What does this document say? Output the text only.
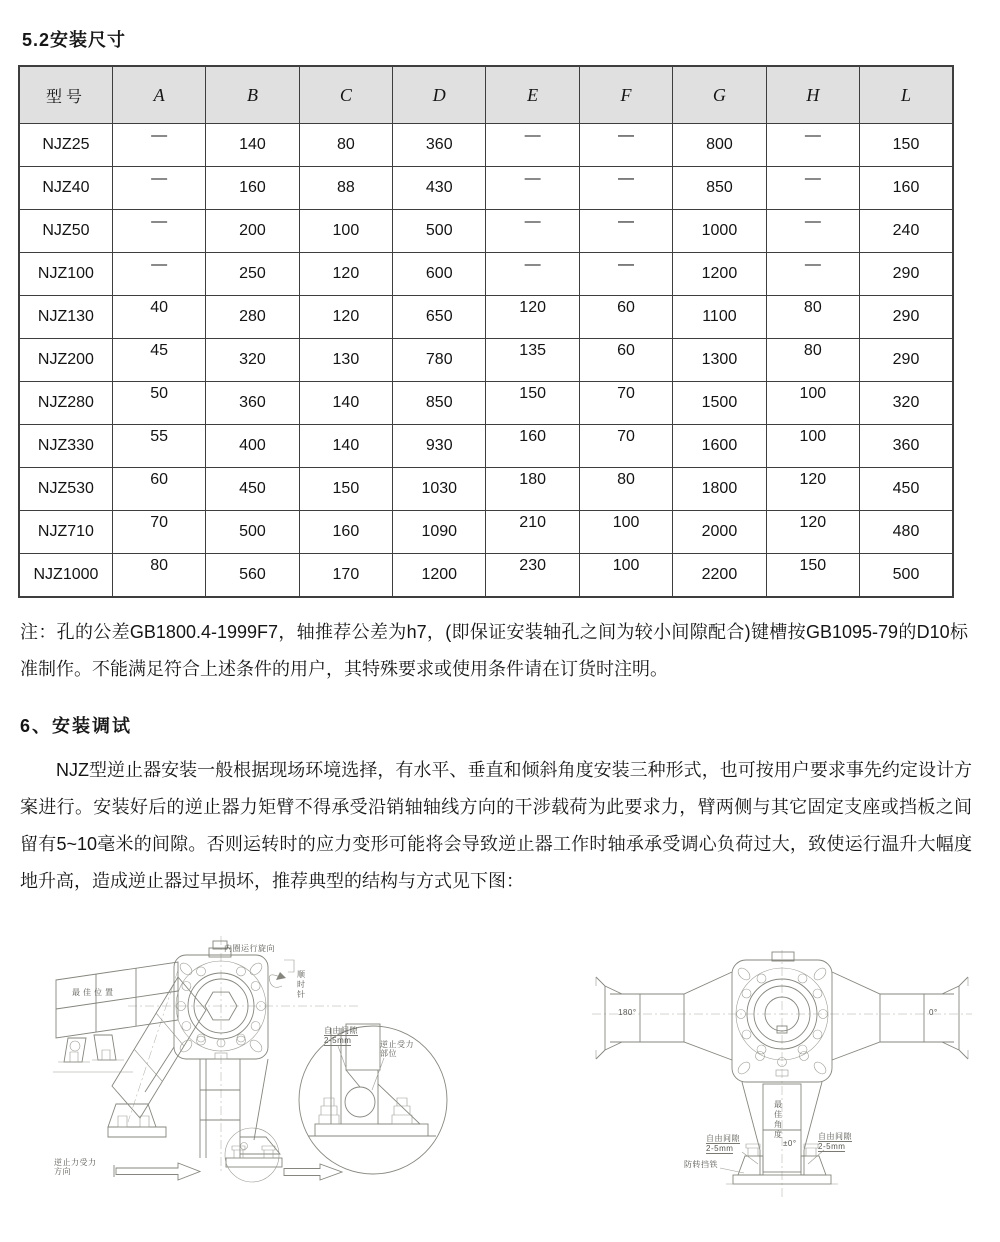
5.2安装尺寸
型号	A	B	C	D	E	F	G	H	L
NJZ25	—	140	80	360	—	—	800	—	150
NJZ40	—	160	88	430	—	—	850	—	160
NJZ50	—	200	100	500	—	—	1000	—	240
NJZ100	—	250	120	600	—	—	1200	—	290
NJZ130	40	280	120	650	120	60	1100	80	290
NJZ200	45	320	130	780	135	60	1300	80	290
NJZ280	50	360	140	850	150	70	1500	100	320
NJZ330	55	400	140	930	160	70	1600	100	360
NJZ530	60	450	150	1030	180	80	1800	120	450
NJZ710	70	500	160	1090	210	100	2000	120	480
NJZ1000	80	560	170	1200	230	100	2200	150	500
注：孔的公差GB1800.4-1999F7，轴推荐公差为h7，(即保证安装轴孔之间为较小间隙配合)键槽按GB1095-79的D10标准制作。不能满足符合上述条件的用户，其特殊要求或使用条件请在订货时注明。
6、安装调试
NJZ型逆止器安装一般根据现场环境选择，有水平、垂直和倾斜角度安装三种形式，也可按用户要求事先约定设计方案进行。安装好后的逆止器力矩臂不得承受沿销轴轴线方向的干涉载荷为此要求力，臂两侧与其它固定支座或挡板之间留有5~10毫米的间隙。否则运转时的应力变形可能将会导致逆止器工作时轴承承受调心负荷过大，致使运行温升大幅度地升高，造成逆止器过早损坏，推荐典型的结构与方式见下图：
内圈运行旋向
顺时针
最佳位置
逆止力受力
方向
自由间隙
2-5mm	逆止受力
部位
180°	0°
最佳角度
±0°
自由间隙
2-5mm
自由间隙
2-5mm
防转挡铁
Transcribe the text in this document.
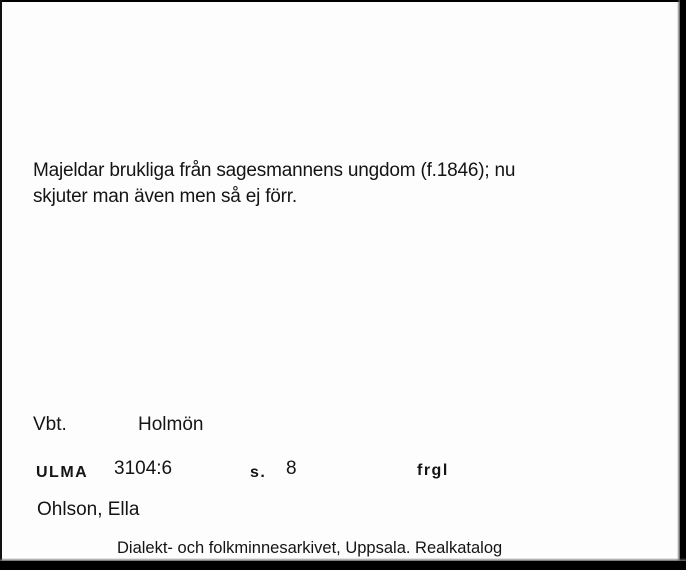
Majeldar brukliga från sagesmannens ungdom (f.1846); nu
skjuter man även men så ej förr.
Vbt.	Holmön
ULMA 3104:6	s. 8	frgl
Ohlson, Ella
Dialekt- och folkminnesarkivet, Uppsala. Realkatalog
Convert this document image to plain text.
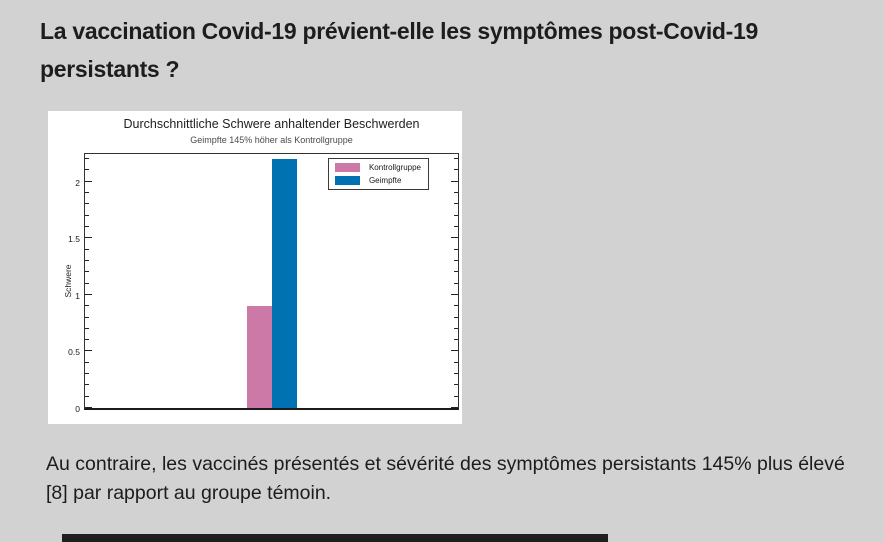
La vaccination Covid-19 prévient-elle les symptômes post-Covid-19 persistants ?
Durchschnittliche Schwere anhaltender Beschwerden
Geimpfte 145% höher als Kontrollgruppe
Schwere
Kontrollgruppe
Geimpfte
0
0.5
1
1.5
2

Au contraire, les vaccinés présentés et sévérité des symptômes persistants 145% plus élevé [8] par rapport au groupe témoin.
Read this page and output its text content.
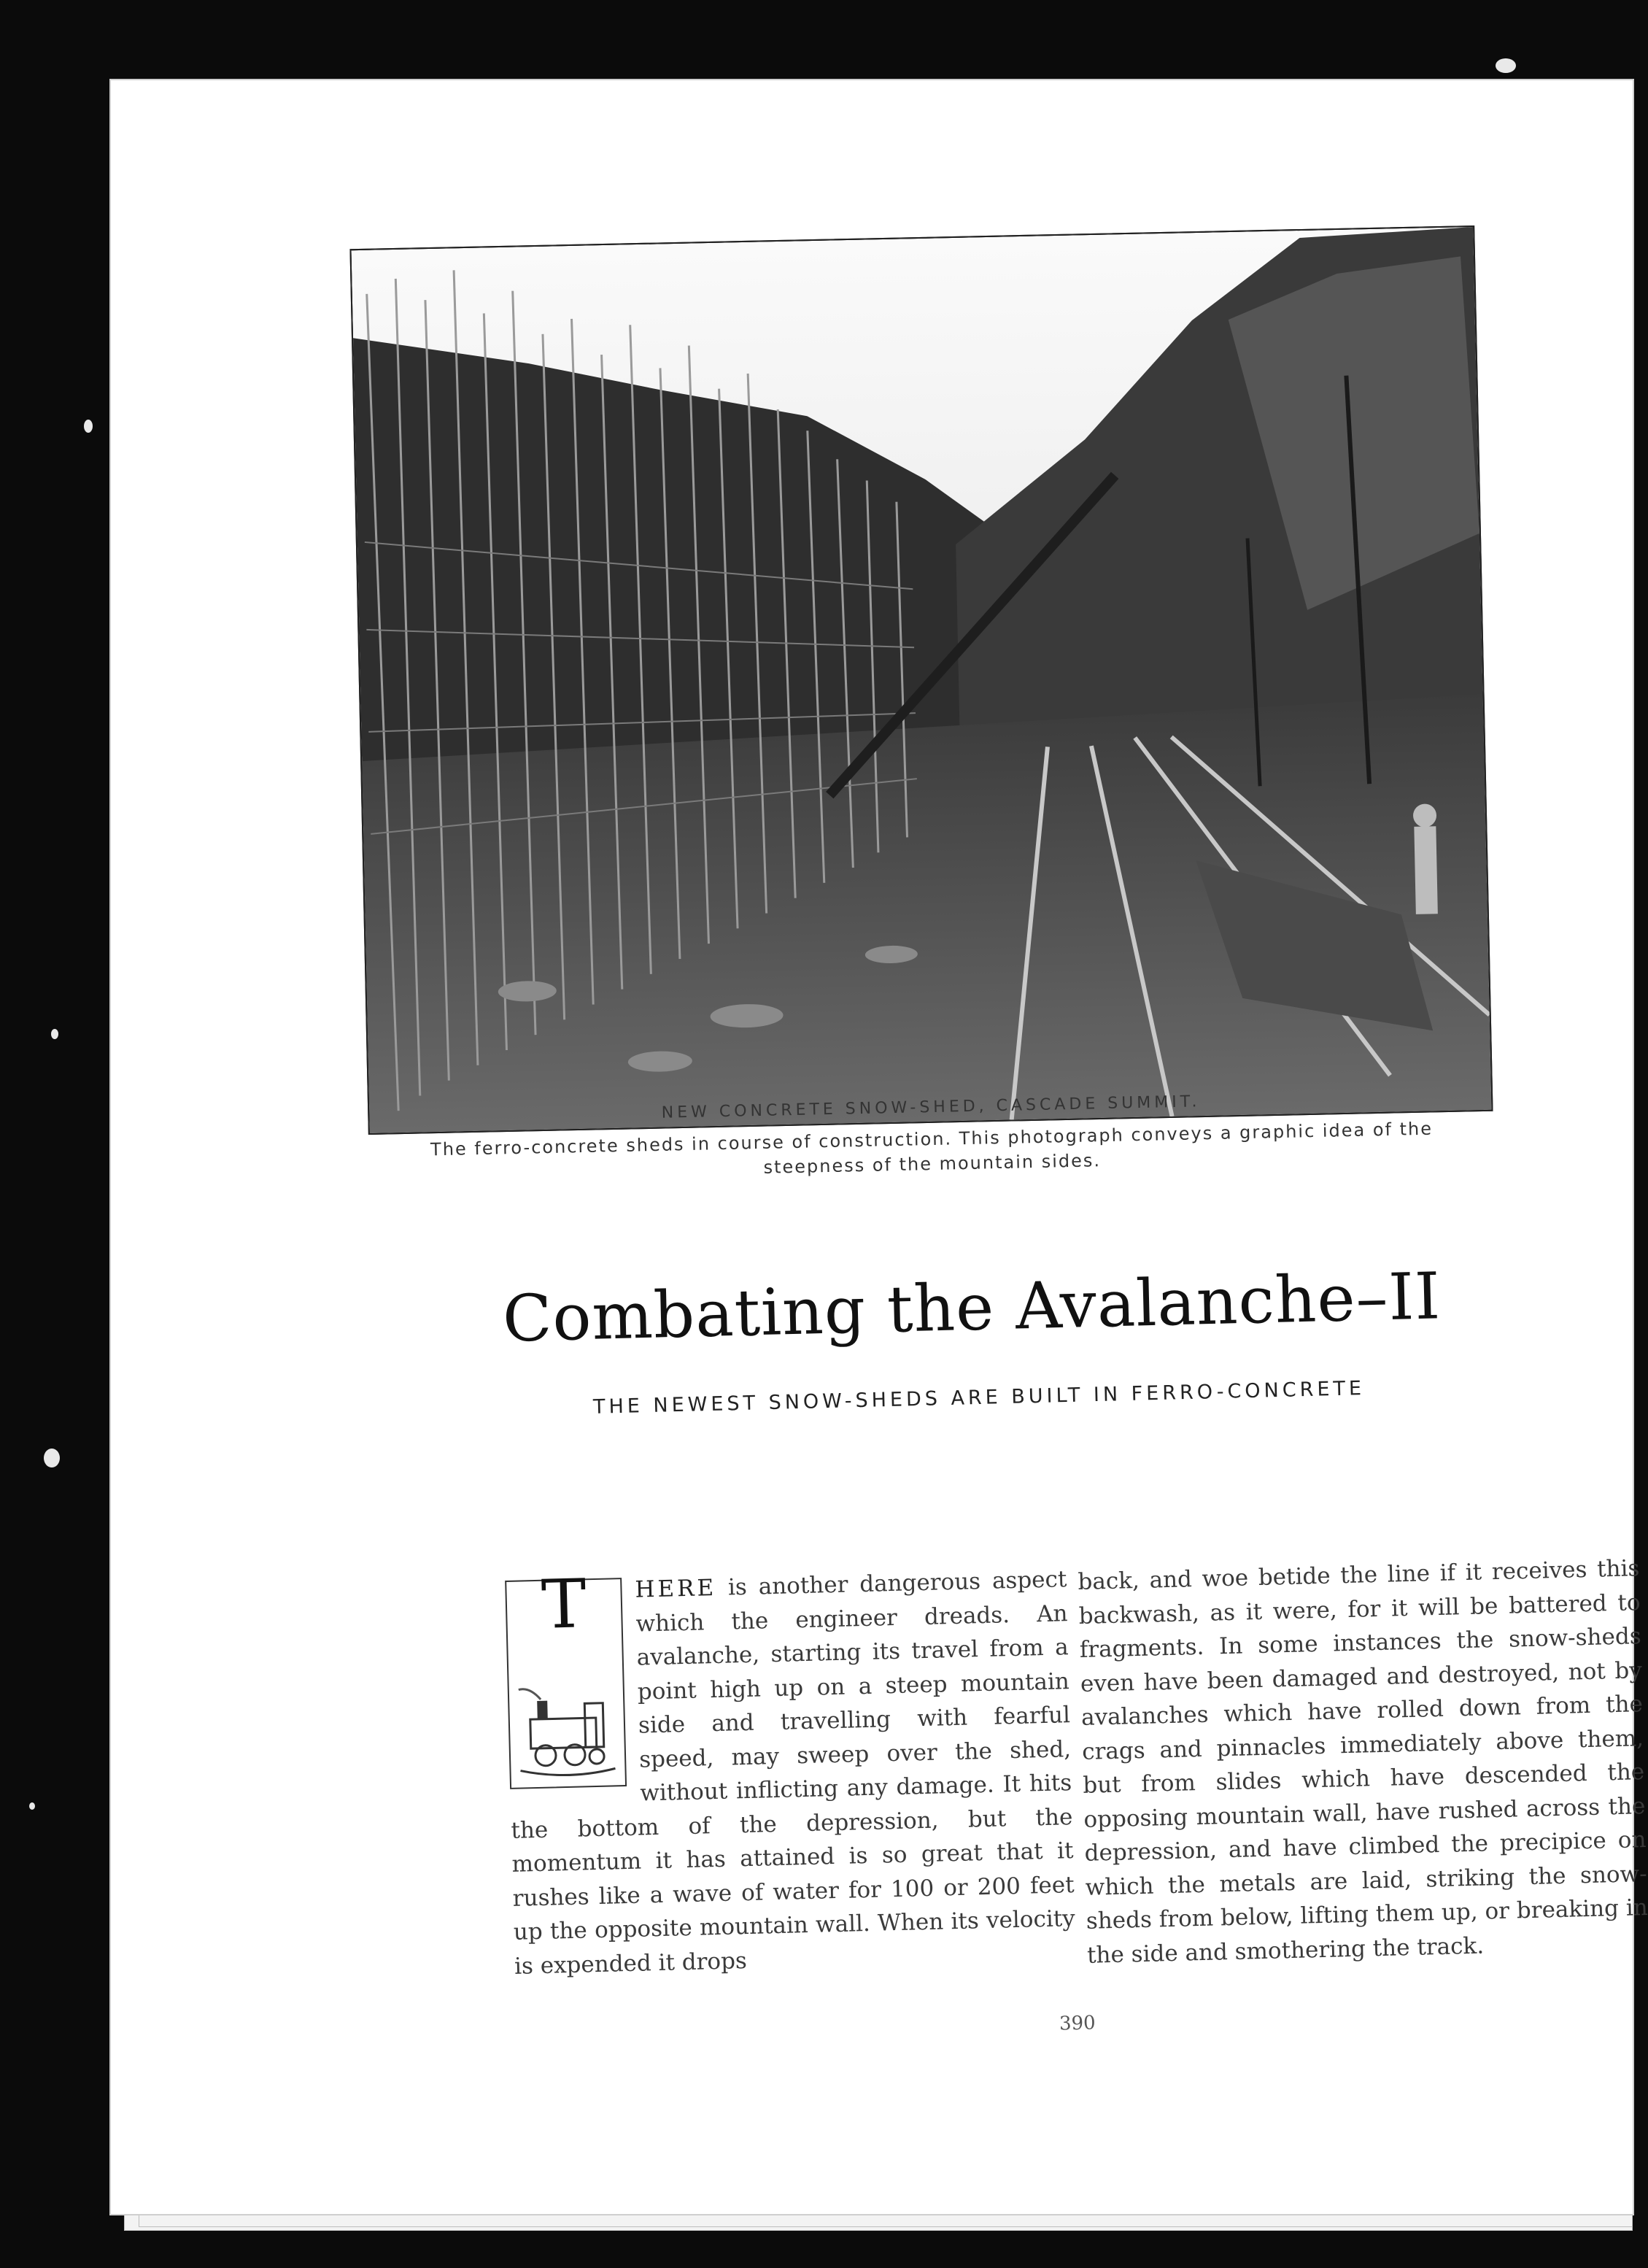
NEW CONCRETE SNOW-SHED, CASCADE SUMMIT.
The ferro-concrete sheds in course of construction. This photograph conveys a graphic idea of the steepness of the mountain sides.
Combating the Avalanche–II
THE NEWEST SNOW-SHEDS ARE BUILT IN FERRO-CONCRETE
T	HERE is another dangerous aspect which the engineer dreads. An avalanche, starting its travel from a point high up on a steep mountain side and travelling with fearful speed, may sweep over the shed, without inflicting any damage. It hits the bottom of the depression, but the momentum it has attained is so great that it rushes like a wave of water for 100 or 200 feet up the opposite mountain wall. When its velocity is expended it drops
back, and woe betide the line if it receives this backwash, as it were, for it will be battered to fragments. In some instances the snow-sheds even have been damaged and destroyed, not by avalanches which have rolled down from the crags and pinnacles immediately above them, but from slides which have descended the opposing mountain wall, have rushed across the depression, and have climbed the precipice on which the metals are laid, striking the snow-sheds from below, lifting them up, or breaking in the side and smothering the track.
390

========================================================================

• **Exercise prompt**: Give all the entries again exactly, dropping each picture.

• **Response to this exercise**:
What does this document say? Output the text only.
5.2安装尺寸
型号	A	B	C	D	E	F	G	H	L
NJZ25	—	140	80	360	—	—	800	—	150
NJZ40	—	160	88	430	—	—	850	—	160
NJZ50	—	200	100	500	—	—	1000	—	240
NJZ100	—	250	120	600	—	—	1200	—	290
NJZ130	40	280	120	650	120	60	1100	80	290
NJZ200	45	320	130	780	135	60	1300	80	290
NJZ280	50	360	140	850	150	70	1500	100	320
NJZ330	55	400	140	930	160	70	1600	100	360
NJZ530	60	450	150	1030	180	80	1800	120	450
NJZ710	70	500	160	1090	210	100	2000	120	480
NJZ1000	80	560	170	1200	230	100	2200	150	500
注：孔的公差GB1800.4-1999F7，轴推荐公差为h7，(即保证安装轴孔之间为较小间隙配合)键槽按GB1095-79的D10标准制作。不能满足符合上述条件的用户，其特殊要求或使用条件请在订货时注明。
6、安装调试
NJZ型逆止器安装一般根据现场环境选择，有水平、垂直和倾斜角度安装三种形式，也可按用户要求事先约定设计方案进行。安装好后的逆止器力矩臂不得承受沿销轴轴线方向的干涉载荷为此要求力，臂两侧与其它固定支座或挡板之间留有5~10毫米的间隙。否则运转时的应力变形可能将会导致逆止器工作时轴承承受调心负荷过大，致使运行温升大幅度地升高，造成逆止器过早损坏，推荐典型的结构与方式见下图：
内圈运行旋向
顺时针
最佳位置
逆止力受力
方向
自由间隙
2-5mm	逆止受力
部位
180°	0°
最佳角度
±0°
自由间隙
2-5mm
自由间隙
2-5mm
防转挡铁
Transcribe the text in this document.
Majeldar brukliga från sagesmannens ungdom (f.1846); nu
skjuter man även men så ej förr.
Vbt.	Holmön
ULMA 3104:6	s. 8	frgl
Ohlson, Ella
Dialekt- och folkminnesarkivet, Uppsala. Realkatalog
Convert this document image to plain text.
La vaccination Covid-19 prévient-elle les symptômes post-Covid-19 persistants ?
Durchschnittliche Schwere anhaltender Beschwerden
Geimpfte 145% höher als Kontrollgruppe
Schwere
Kontrollgruppe
Geimpfte
0
0.5
1
1.5
2

Au contraire, les vaccinés présentés et sévérité des symptômes persistants 145% plus élevé [8] par rapport au groupe témoin.
Read this page and output its text content.
NEW CONCRETE SNOW-SHED, CASCADE SUMMIT.
The ferro-concrete sheds in course of construction. This photograph conveys a graphic idea of the steepness of the mountain sides.
Combating the Avalanche–II
THE NEWEST SNOW-SHEDS ARE BUILT IN FERRO-CONCRETE
T	HERE is another dangerous aspect which the engineer dreads. An avalanche, starting its travel from a point high up on a steep mountain side and travelling with fearful speed, may sweep over the shed, without inflicting any damage. It hits the bottom of the depression, but the momentum it has attained is so great that it rushes like a wave of water for 100 or 200 feet up the opposite mountain wall. When its velocity is expended it drops
back, and woe betide the line if it receives this backwash, as it were, for it will be battered to fragments. In some instances the snow-sheds even have been damaged and destroyed, not by avalanches which have rolled down from the crags and pinnacles immediately above them, but from slides which have descended the opposing mountain wall, have rushed across the depression, and have climbed the precipice on which the metals are laid, striking the snow-sheds from below, lifting them up, or breaking in the side and smothering the track.
390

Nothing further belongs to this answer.